WHAT YOU NEED TO DO —
Each line of the material below that holds the word "таможенный" needs to be copied.

TASK INPUT —

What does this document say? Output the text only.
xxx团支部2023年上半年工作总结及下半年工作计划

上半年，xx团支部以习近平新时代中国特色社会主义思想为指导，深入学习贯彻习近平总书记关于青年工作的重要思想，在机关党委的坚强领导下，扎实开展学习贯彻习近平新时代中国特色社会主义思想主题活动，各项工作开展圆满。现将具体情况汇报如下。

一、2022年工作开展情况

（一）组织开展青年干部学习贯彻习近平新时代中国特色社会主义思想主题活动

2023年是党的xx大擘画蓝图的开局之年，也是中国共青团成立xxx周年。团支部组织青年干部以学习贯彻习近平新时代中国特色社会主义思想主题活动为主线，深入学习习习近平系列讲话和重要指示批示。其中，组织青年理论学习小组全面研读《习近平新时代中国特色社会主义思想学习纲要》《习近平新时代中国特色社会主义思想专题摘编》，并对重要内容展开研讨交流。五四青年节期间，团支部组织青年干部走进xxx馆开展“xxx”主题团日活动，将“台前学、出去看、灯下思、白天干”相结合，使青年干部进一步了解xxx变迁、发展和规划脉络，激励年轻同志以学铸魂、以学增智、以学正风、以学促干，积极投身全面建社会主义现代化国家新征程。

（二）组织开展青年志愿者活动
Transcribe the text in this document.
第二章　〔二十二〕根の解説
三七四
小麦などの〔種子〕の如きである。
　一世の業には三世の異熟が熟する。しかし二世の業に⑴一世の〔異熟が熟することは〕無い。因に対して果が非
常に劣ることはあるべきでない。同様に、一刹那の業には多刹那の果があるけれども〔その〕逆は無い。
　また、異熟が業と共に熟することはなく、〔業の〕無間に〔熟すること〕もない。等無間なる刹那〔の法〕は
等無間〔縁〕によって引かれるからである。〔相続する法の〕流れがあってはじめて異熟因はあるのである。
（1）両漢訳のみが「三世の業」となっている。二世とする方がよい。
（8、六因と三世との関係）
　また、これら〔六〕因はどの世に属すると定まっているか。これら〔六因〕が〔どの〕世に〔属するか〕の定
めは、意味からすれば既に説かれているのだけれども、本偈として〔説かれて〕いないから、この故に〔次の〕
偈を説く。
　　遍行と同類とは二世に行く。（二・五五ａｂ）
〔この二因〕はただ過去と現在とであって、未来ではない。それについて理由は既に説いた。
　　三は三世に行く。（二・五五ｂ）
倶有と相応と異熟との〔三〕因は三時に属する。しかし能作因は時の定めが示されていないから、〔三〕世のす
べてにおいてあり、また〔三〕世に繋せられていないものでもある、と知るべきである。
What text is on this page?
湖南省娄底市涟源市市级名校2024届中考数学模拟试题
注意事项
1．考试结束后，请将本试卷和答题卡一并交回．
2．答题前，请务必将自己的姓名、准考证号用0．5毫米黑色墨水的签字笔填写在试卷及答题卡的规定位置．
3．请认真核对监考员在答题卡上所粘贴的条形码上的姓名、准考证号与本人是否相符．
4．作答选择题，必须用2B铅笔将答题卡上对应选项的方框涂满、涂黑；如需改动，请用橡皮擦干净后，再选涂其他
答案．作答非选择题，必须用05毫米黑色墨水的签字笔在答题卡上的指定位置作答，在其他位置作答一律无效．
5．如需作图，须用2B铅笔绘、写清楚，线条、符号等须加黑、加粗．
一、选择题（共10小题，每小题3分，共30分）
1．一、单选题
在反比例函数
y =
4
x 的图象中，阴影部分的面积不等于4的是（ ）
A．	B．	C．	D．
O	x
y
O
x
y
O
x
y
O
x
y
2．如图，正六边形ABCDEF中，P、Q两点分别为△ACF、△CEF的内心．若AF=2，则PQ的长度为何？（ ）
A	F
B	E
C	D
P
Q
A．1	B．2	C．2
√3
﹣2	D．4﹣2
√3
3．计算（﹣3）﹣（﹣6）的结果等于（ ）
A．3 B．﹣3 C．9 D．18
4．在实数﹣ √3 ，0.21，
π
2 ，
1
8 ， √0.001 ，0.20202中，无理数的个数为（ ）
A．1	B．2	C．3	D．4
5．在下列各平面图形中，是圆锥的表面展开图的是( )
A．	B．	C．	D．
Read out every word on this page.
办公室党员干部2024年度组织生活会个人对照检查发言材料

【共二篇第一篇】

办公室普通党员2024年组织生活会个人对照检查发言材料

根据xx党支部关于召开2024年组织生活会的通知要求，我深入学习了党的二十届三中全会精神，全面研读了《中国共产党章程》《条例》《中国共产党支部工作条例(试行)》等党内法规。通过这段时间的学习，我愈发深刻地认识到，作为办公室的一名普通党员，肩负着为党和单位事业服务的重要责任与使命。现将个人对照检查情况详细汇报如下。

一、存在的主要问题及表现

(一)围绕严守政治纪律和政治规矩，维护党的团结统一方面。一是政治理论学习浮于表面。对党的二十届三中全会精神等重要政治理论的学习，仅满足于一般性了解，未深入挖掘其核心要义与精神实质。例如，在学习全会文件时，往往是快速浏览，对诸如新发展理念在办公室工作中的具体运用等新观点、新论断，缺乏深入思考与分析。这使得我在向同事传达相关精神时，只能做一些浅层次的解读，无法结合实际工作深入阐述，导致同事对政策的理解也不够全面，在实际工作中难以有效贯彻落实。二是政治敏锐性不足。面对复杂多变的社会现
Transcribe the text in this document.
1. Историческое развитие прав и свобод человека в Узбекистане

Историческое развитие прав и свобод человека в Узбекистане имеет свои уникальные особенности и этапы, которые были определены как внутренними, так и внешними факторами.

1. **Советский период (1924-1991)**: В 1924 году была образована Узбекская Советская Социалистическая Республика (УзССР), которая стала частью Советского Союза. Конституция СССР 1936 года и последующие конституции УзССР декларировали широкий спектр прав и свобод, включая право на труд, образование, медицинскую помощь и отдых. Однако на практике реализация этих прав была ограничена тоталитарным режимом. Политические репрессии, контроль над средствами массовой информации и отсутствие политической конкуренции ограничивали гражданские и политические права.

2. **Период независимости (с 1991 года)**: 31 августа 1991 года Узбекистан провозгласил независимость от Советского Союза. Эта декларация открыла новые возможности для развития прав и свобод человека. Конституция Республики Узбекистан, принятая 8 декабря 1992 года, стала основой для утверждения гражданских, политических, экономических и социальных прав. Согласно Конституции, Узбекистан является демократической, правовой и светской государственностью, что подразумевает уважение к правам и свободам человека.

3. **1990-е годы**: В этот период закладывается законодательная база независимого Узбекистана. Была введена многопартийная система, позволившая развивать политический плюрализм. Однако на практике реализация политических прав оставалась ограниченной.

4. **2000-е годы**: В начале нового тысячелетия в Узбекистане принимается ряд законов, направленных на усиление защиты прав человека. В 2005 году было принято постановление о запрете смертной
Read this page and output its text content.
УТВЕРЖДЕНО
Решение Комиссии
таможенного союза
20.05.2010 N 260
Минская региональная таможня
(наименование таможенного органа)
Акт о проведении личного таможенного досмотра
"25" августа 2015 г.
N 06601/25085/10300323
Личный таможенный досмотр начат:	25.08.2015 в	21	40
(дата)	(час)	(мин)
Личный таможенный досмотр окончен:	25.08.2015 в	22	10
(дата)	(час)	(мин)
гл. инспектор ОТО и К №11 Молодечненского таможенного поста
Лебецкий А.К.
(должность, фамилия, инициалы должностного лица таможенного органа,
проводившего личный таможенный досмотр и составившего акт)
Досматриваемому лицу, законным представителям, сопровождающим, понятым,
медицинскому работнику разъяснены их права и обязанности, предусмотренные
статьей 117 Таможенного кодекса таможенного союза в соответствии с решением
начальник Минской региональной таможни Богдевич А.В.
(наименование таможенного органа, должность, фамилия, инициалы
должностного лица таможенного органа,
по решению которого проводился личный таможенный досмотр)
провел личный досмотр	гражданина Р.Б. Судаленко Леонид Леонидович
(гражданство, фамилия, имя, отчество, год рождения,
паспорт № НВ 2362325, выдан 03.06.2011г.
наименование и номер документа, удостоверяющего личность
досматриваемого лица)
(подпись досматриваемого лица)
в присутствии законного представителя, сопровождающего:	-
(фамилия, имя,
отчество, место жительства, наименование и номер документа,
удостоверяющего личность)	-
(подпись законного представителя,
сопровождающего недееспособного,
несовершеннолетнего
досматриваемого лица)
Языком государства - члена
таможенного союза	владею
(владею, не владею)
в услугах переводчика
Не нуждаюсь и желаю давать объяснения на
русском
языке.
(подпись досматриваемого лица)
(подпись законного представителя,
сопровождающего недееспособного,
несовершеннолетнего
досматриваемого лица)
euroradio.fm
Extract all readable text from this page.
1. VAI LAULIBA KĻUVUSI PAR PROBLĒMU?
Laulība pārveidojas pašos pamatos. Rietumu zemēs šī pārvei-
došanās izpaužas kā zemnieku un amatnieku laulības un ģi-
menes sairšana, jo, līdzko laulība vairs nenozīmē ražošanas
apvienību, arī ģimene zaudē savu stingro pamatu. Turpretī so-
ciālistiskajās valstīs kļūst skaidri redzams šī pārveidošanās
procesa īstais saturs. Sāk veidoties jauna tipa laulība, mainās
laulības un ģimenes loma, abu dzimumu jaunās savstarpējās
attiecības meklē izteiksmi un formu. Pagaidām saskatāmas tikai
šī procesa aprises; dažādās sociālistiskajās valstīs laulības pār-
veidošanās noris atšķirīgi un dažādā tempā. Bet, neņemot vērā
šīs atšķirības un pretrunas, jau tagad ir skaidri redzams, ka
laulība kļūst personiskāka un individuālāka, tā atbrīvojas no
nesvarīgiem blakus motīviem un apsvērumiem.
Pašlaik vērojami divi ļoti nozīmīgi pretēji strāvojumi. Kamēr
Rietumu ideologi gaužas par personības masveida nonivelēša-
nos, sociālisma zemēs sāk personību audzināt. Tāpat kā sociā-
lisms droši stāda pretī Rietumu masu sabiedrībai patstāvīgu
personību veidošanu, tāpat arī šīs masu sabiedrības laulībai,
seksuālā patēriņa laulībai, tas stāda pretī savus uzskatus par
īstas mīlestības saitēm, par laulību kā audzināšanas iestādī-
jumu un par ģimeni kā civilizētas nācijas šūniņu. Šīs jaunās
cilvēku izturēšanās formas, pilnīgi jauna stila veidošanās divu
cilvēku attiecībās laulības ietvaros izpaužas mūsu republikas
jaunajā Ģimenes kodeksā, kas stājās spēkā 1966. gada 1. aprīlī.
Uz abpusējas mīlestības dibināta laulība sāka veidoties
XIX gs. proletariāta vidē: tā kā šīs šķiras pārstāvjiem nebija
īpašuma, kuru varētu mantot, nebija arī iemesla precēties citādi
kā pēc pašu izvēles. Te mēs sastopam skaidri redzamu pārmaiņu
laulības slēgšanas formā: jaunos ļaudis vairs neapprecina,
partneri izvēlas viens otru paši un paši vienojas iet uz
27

TASK ANSWER —
Личный таможенный досмотр начат:	25.08.2015 в	21	40
Личный таможенный досмотр окончен:	25.08.2015 в	22	10
проводившего личный таможенный досмотр и составившего акт)
по решению которого проводился личный таможенный досмотр)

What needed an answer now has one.